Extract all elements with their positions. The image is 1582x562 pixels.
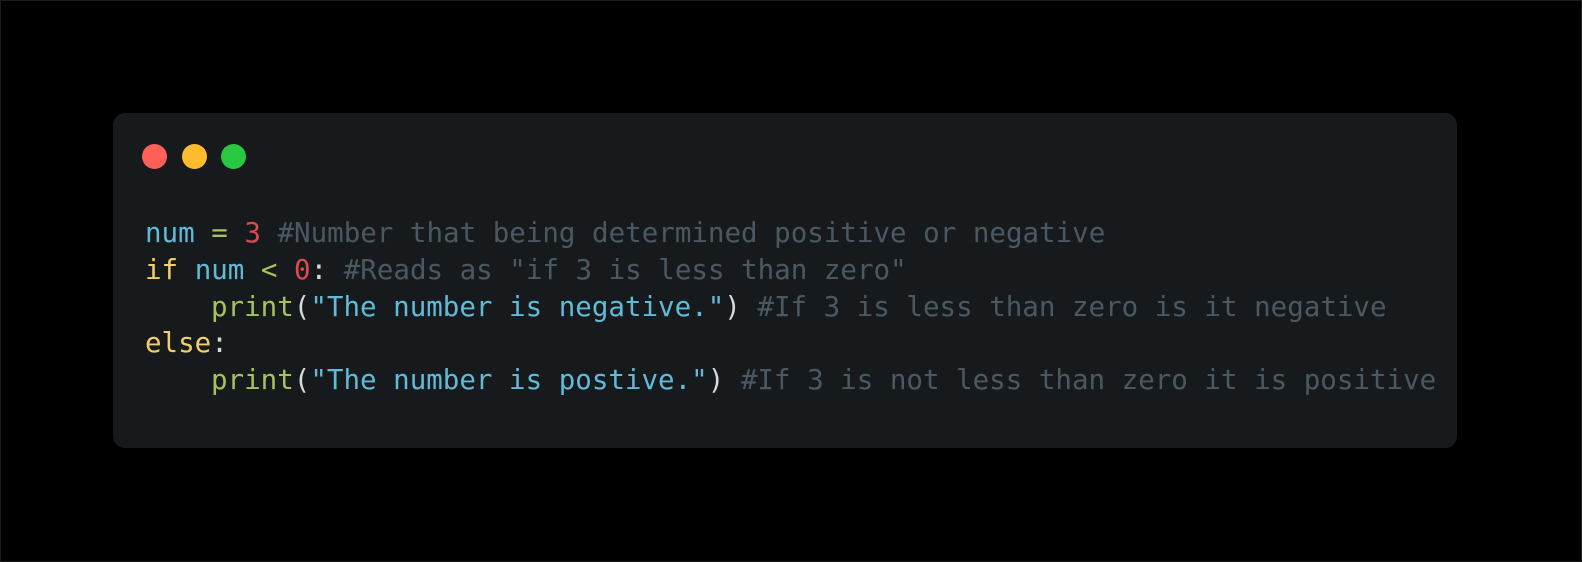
token-keyword: if: [145, 253, 179, 286]
token-punctuation: (: [293, 364, 311, 397]
token-punctuation: :: [211, 327, 228, 360]
screenshot-frame: num = 3 #Number that being determined po…: [0, 0, 1582, 562]
token-punctuation: :: [310, 253, 328, 286]
token-function: print: [211, 290, 294, 323]
token-keyword: else: [145, 327, 212, 360]
token-number: 0: [294, 253, 311, 286]
token-number: 3: [244, 217, 261, 249]
code-line-2: if num < 0: #Reads as "if 3 is less than…: [145, 252, 1436, 289]
code-line-3: print("The number is negative.") #If 3 i…: [145, 289, 1436, 326]
token-identifier: num: [145, 217, 195, 249]
token-operator: =: [194, 217, 245, 249]
token-string: "The number is negative.": [310, 290, 725, 323]
code-block: num = 3 #Number that being determined po…: [145, 215, 1436, 399]
token-punctuation: ): [724, 290, 741, 323]
token-string: "The number is postive.": [310, 364, 708, 397]
token-punctuation: (: [293, 290, 311, 323]
token-comment: #If 3 is less than zero is it negative: [740, 290, 1387, 323]
token-comment: #Reads as "if 3 is less than zero": [327, 253, 907, 286]
code-line-1: num = 3 #Number that being determined po…: [145, 215, 1436, 252]
code-window: num = 3 #Number that being determined po…: [113, 113, 1457, 448]
code-line-5: print("The number is postive.") #If 3 is…: [145, 362, 1436, 399]
maximize-dot-icon[interactable]: [221, 144, 246, 169]
token-comment: #Number that being determined positive o…: [260, 217, 1106, 249]
token-punctuation: ): [707, 364, 725, 397]
token-comment: #If 3 is not less than zero it is positi…: [724, 364, 1437, 397]
token-operator: <: [244, 253, 295, 286]
token-function: print: [211, 364, 294, 397]
minimize-dot-icon[interactable]: [182, 144, 207, 169]
close-dot-icon[interactable]: [142, 144, 167, 169]
code-line-4: else:: [145, 325, 1436, 362]
token-identifier: num: [194, 253, 245, 286]
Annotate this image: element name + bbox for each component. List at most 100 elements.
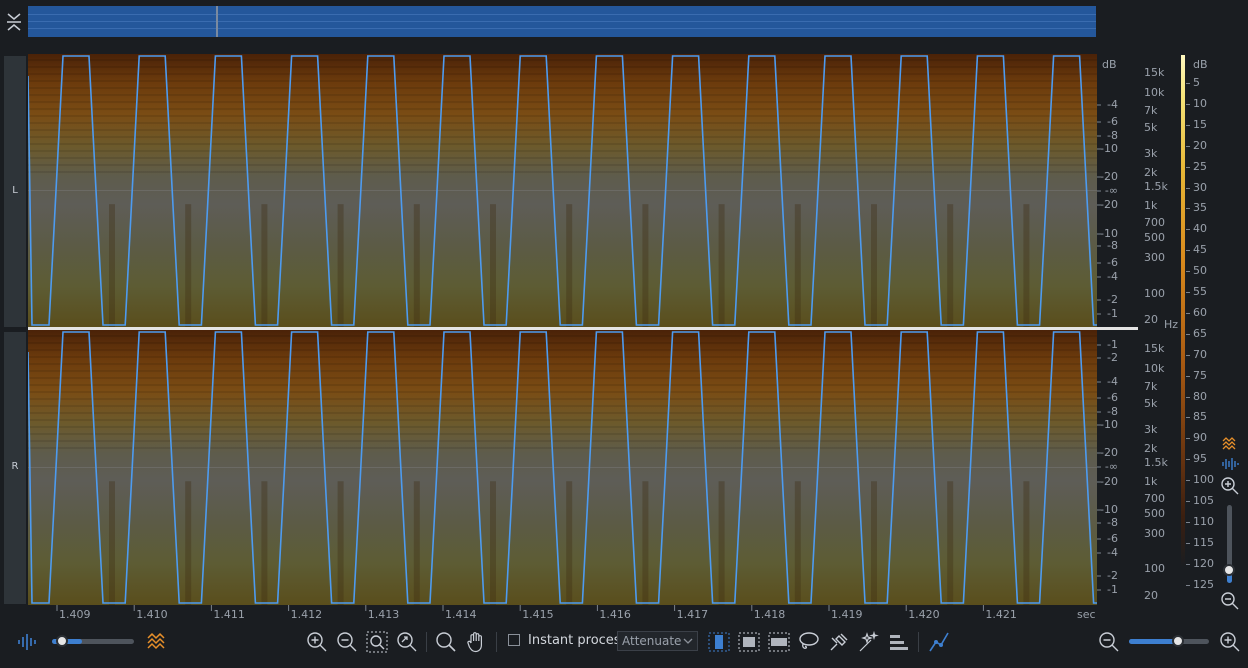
time-label: 1.412 — [290, 608, 323, 621]
zoom-out-horizontal-icon[interactable] — [1097, 630, 1123, 654]
colorbar-tick — [1186, 187, 1190, 189]
waveform-mode-icon[interactable] — [16, 630, 42, 654]
frequency-label: 1k — [1144, 199, 1158, 212]
colorbar-tick — [1186, 480, 1190, 482]
time-label: 1.413 — [367, 608, 400, 621]
frequency-label: 3k — [1144, 423, 1158, 436]
spectrogram-right[interactable] — [28, 330, 1097, 605]
colorbar-label: 50 — [1193, 264, 1207, 278]
zoom-in-icon[interactable] — [305, 630, 331, 654]
frequency-label: 1k — [1144, 475, 1158, 488]
channel-tab-left[interactable]: L — [4, 56, 26, 327]
colorbar-tick — [1186, 584, 1190, 586]
colorbar-label: 20 — [1193, 138, 1207, 152]
hand-tool-icon[interactable] — [464, 630, 490, 654]
colorbar-tick — [1186, 250, 1190, 252]
time-label: 1.416 — [599, 608, 631, 621]
colorbar-tick — [1186, 333, 1190, 335]
channel-tab-right[interactable]: R — [4, 332, 26, 604]
collapse-overview-icon[interactable] — [6, 10, 22, 34]
time-label: 1.410 — [136, 608, 168, 621]
envelope-tool-icon[interactable] — [927, 630, 953, 654]
zoom-fit-icon[interactable] — [395, 630, 421, 654]
colorbar-tick — [1186, 396, 1190, 398]
toolbar-separator — [496, 632, 497, 652]
spectrogram-colorbar — [1181, 55, 1185, 567]
waveform-view-icon[interactable] — [1221, 456, 1239, 472]
horizontal-zoom-knob[interactable] — [1172, 635, 1184, 647]
zoom-tool-icon[interactable] — [434, 630, 460, 654]
colorbar-label: 25 — [1193, 159, 1207, 173]
instant-process-label: Instant process — [528, 633, 628, 648]
time-label: 1.409 — [59, 608, 91, 621]
colorbar-tick — [1186, 229, 1190, 231]
frequency-label: 7k — [1144, 104, 1158, 117]
colorbar-tick — [1186, 271, 1190, 273]
magic-wand-tool-icon[interactable] — [857, 630, 883, 654]
vertical-zoom-knob[interactable] — [1223, 564, 1235, 576]
colorbar-label: 15 — [1193, 117, 1207, 131]
time-label: 1.414 — [445, 608, 477, 621]
colorbar-tick — [1186, 354, 1190, 356]
time-selection-tool-icon[interactable] — [707, 630, 733, 654]
colorbar-tick — [1186, 166, 1190, 168]
colorbar-tick — [1186, 542, 1190, 544]
spectrogram-left[interactable] — [28, 54, 1097, 327]
waveform-overview[interactable] — [28, 6, 1096, 37]
instant-process-mode-value: Attenuate — [622, 634, 682, 648]
frequency-label: 300 — [1144, 251, 1165, 264]
frequency-label: 300 — [1144, 527, 1165, 540]
overview-playhead[interactable] — [216, 6, 218, 37]
frequency-label: 1.5k — [1144, 456, 1168, 469]
colorbar-label: 55 — [1193, 285, 1207, 298]
zoom-in-vertical-icon[interactable] — [1220, 476, 1240, 496]
time-label: 1.417 — [676, 608, 709, 621]
spectrogram-opacity-knob[interactable] — [56, 635, 68, 647]
colorbar-label: 40 — [1193, 222, 1207, 236]
colorbar-label: 10 — [1193, 96, 1207, 110]
toolbar-separator — [918, 632, 919, 652]
frequency-label: 500 — [1144, 507, 1165, 520]
harmonic-selection-tool-icon[interactable] — [887, 630, 913, 654]
frequency-label: 5k — [1144, 397, 1158, 410]
colorbar-label: 30 — [1193, 180, 1207, 194]
time-label: 1.419 — [831, 608, 863, 621]
channel-label-left: L — [12, 185, 18, 196]
instant-process-mode-select[interactable]: Attenuate — [617, 631, 698, 651]
colorbar-label: 70 — [1193, 347, 1207, 361]
frequency-selection-tool-icon[interactable] — [767, 630, 793, 654]
frequency-label: 2k — [1144, 442, 1158, 455]
zoom-out-icon[interactable] — [335, 630, 361, 654]
colorbar-tick — [1186, 521, 1190, 523]
spectrogram-view-icon[interactable] — [1221, 436, 1239, 452]
frequency-label: 500 — [1144, 231, 1165, 244]
colorbar-tick — [1186, 501, 1190, 502]
colorbar-tick — [1186, 417, 1190, 419]
channel-label-right: R — [11, 461, 19, 472]
zoom-to-selection-icon[interactable] — [365, 630, 391, 654]
frequency-label: 15k — [1144, 66, 1165, 79]
frequency-label: 2k — [1144, 166, 1158, 179]
colorbar-tick — [1186, 124, 1190, 126]
lasso-tool-icon[interactable] — [797, 630, 823, 654]
time-frequency-selection-tool-icon[interactable] — [737, 630, 763, 654]
time-label: 1.421 — [985, 608, 1017, 621]
colorbar-tick — [1186, 292, 1190, 293]
frequency-label: 100 — [1144, 287, 1165, 300]
zoom-in-horizontal-icon[interactable] — [1218, 630, 1244, 654]
frequency-label: 100 — [1144, 562, 1165, 575]
colorbar-label: 120 — [1193, 556, 1214, 570]
zoom-out-vertical-icon[interactable] — [1220, 591, 1240, 611]
colorbar-label: 85 — [1193, 410, 1207, 424]
instant-process-checkbox[interactable] — [508, 634, 520, 646]
brush-tool-icon[interactable] — [827, 630, 853, 654]
colorbar-tick — [1186, 312, 1190, 314]
frequency-label: 15k — [1144, 342, 1165, 355]
colorbar-label: 105 — [1193, 494, 1214, 507]
colorbar-label: 35 — [1193, 201, 1207, 215]
frequency-label: 10k — [1144, 362, 1165, 375]
spectrogram-mode-icon[interactable] — [145, 630, 171, 654]
colorbar-label: 100 — [1193, 473, 1214, 487]
colorbar-tick — [1186, 103, 1190, 105]
amplitude-ticks — [1097, 104, 1101, 591]
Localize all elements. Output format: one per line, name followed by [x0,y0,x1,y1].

*Task statement*
Count how many lines of the material above contain the word "less". Reply with the number alone.

*Response to this task*
4